• Working data:
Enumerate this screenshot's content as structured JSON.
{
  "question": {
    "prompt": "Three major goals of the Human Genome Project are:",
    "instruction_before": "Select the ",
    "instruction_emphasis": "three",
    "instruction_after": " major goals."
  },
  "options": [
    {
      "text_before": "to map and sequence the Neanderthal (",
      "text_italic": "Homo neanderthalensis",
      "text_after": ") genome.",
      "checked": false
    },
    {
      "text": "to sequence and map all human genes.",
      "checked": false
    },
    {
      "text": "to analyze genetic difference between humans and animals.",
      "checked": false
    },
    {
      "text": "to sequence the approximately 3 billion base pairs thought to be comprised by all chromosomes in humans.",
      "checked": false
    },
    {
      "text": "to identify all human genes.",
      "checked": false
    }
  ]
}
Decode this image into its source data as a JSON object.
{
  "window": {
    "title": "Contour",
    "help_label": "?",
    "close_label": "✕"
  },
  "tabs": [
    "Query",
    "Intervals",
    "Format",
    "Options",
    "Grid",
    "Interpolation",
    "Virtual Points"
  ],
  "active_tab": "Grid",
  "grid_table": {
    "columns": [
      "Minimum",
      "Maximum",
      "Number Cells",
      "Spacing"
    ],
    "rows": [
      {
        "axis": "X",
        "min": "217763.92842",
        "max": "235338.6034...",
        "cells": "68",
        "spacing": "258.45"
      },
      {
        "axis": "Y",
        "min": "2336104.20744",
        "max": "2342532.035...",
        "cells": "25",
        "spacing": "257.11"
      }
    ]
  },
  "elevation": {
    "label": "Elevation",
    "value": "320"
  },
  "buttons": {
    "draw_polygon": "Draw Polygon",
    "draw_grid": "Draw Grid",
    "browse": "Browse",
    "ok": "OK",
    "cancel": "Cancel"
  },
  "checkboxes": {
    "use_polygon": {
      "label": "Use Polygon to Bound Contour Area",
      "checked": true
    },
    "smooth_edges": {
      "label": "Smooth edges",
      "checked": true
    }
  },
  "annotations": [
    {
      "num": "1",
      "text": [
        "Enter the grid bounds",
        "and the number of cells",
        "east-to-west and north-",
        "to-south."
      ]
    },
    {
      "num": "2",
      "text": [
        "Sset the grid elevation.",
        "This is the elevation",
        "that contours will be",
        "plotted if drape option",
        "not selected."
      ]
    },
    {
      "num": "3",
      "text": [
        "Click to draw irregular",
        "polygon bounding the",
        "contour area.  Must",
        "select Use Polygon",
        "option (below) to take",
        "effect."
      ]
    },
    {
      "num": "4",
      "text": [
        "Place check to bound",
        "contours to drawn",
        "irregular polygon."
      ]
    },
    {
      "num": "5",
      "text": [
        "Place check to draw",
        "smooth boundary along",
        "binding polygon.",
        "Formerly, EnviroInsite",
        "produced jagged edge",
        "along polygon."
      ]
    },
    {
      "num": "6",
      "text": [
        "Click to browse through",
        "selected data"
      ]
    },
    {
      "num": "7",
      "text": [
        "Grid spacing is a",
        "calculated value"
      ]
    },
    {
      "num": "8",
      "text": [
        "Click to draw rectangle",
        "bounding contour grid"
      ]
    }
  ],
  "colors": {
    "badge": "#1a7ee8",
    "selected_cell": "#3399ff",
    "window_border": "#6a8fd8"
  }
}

• Description of the task:
Write out the complete listing above, exactly as it reads.

• Reply to the task:
Enumerate this screenshot's content as structured JSON.
{
  "question": {
    "prompt": "Three major goals of the Human Genome Project are:",
    "instruction_before": "Select the ",
    "instruction_emphasis": "three",
    "instruction_after": " major goals."
  },
  "options": [
    {
      "text_before": "to map and sequence the Neanderthal (",
      "text_italic": "Homo neanderthalensis",
      "text_after": ") genome.",
      "checked": false
    },
    {
      "text": "to sequence and map all human genes.",
      "checked": false
    },
    {
      "text": "to analyze genetic difference between humans and animals.",
      "checked": false
    },
    {
      "text": "to sequence the approximately 3 billion base pairs thought to be comprised by all chromosomes in humans.",
      "checked": false
    },
    {
      "text": "to identify all human genes.",
      "checked": false
    }
  ]
}
Decode this image into its source data as a JSON object.
{
  "window": {
    "title": "Contour",
    "help_label": "?",
    "close_label": "✕"
  },
  "tabs": [
    "Query",
    "Intervals",
    "Format",
    "Options",
    "Grid",
    "Interpolation",
    "Virtual Points"
  ],
  "active_tab": "Grid",
  "grid_table": {
    "columns": [
      "Minimum",
      "Maximum",
      "Number Cells",
      "Spacing"
    ],
    "rows": [
      {
        "axis": "X",
        "min": "217763.92842",
        "max": "235338.6034...",
        "cells": "68",
        "spacing": "258.45"
      },
      {
        "axis": "Y",
        "min": "2336104.20744",
        "max": "2342532.035...",
        "cells": "25",
        "spacing": "257.11"
      }
    ]
  },
  "elevation": {
    "label": "Elevation",
    "value": "320"
  },
  "buttons": {
    "draw_polygon": "Draw Polygon",
    "draw_grid": "Draw Grid",
    "browse": "Browse",
    "ok": "OK",
    "cancel": "Cancel"
  },
  "checkboxes": {
    "use_polygon": {
      "label": "Use Polygon to Bound Contour Area",
      "checked": true
    },
    "smooth_edges": {
      "label": "Smooth edges",
      "checked": true
    }
  },
  "annotations": [
    {
      "num": "1",
      "text": [
        "Enter the grid bounds",
        "and the number of cells",
        "east-to-west and north-",
        "to-south."
      ]
    },
    {
      "num": "2",
      "text": [
        "Sset the grid elevation.",
        "This is the elevation",
        "that contours will be",
        "plotted if drape option",
        "not selected."
      ]
    },
    {
      "num": "3",
      "text": [
        "Click to draw irregular",
        "polygon bounding the",
        "contour area.  Must",
        "select Use Polygon",
        "option (below) to take",
        "effect."
      ]
    },
    {
      "num": "4",
      "text": [
        "Place check to bound",
        "contours to drawn",
        "irregular polygon."
      ]
    },
    {
      "num": "5",
      "text": [
        "Place check to draw",
        "smooth boundary along",
        "binding polygon.",
        "Formerly, EnviroInsite",
        "produced jagged edge",
        "along polygon."
      ]
    },
    {
      "num": "6",
      "text": [
        "Click to browse through",
        "selected data"
      ]
    },
    {
      "num": "7",
      "text": [
        "Grid spacing is a",
        "calculated value"
      ]
    },
    {
      "num": "8",
      "text": [
        "Click to draw rectangle",
        "bounding contour grid"
      ]
    }
  ],
  "colors": {
    "badge": "#1a7ee8",
    "selected_cell": "#3399ff",
    "window_border": "#6a8fd8"
  }
}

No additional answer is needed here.